Work through the entries below and report how many lines include "JSON". The number alone is the answer.
━━ Provided data
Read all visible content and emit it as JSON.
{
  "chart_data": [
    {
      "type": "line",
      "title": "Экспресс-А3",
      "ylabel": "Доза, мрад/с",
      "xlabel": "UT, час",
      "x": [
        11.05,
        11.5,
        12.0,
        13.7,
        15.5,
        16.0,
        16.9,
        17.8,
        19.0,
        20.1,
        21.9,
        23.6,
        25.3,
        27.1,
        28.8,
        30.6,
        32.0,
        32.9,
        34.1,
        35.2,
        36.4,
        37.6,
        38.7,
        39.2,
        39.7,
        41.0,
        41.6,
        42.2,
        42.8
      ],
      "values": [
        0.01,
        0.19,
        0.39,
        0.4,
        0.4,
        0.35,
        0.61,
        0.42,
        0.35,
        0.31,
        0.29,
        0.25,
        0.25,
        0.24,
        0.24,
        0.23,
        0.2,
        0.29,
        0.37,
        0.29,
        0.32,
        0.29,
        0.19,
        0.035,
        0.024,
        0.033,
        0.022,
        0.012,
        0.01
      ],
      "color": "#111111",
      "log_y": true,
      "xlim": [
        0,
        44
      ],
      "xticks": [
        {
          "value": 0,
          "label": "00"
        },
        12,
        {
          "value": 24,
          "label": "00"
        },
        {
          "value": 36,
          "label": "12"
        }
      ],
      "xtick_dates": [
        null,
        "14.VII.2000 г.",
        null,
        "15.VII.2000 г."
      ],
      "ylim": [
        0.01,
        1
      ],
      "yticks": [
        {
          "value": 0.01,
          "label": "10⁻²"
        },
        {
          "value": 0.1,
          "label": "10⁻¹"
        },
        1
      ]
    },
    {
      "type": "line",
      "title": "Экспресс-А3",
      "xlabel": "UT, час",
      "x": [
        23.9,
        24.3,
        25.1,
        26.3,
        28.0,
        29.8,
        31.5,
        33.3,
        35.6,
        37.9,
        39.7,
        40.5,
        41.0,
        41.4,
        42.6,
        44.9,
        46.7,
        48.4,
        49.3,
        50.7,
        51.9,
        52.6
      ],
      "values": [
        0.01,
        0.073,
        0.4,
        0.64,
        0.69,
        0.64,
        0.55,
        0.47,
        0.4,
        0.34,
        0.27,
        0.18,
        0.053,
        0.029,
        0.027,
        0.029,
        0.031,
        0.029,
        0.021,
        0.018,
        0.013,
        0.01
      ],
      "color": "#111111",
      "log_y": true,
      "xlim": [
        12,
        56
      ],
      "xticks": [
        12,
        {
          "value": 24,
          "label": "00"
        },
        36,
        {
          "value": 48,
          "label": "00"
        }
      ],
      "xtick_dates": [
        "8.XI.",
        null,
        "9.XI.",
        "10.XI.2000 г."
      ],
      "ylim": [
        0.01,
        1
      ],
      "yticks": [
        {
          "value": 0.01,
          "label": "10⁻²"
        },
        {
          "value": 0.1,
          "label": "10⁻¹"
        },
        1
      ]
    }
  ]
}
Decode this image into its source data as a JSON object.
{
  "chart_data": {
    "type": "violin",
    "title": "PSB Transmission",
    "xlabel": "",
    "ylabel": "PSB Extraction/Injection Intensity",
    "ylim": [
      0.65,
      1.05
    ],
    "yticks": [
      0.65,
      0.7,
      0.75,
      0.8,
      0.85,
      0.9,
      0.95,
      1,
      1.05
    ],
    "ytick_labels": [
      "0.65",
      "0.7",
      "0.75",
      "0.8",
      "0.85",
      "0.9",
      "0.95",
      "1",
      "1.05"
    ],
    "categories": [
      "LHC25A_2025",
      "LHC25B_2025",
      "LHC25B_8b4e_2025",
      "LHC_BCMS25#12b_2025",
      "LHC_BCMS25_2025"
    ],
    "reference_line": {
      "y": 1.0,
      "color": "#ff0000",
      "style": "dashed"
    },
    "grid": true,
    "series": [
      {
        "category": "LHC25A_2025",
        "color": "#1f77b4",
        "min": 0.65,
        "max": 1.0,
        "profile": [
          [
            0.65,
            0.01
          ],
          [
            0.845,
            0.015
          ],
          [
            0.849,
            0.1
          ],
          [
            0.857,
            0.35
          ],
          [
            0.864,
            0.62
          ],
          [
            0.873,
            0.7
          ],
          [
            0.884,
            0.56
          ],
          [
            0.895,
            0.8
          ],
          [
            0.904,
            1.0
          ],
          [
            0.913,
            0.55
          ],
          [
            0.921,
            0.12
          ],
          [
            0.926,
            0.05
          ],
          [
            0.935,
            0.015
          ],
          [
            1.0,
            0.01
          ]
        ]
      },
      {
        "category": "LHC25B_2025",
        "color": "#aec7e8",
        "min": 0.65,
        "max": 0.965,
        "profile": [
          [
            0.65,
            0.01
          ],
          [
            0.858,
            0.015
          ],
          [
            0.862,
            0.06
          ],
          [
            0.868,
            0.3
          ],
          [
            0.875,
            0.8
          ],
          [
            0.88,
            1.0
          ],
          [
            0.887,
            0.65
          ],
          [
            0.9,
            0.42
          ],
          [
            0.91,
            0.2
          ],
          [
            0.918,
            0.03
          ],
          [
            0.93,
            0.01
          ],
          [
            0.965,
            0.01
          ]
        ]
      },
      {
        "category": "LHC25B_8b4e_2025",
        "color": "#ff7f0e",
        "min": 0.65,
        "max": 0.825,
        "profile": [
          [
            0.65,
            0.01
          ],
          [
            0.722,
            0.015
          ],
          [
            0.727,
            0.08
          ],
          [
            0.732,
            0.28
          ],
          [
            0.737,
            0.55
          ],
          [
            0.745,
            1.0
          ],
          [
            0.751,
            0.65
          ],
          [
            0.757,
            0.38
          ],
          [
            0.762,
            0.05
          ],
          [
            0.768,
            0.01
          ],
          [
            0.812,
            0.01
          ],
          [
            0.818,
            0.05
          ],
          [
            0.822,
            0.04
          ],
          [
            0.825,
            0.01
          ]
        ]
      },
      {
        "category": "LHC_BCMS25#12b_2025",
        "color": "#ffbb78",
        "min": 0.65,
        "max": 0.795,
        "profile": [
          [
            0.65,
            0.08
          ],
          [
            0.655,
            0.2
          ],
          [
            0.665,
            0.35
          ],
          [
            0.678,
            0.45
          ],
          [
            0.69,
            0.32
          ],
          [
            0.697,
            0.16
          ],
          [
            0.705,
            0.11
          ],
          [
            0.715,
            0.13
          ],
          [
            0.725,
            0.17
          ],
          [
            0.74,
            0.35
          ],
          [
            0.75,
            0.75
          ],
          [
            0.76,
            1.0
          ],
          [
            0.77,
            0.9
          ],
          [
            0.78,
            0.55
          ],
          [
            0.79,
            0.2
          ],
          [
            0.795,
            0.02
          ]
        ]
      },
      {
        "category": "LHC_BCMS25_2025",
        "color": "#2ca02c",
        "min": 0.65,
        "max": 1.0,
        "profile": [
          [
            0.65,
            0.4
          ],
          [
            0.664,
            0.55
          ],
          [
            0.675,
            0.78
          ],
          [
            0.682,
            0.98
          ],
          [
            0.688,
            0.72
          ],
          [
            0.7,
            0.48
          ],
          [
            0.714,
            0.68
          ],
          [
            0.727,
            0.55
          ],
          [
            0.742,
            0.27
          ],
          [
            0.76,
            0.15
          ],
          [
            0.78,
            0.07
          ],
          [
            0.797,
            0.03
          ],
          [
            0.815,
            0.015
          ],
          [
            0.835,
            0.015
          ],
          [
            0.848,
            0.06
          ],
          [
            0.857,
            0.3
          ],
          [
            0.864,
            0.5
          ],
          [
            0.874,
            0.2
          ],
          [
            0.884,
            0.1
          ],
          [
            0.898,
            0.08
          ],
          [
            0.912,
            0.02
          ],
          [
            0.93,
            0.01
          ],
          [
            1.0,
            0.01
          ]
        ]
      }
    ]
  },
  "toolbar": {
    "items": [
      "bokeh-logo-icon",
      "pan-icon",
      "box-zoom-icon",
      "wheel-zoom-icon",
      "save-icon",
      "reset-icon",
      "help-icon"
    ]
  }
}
━━━━
## Response
2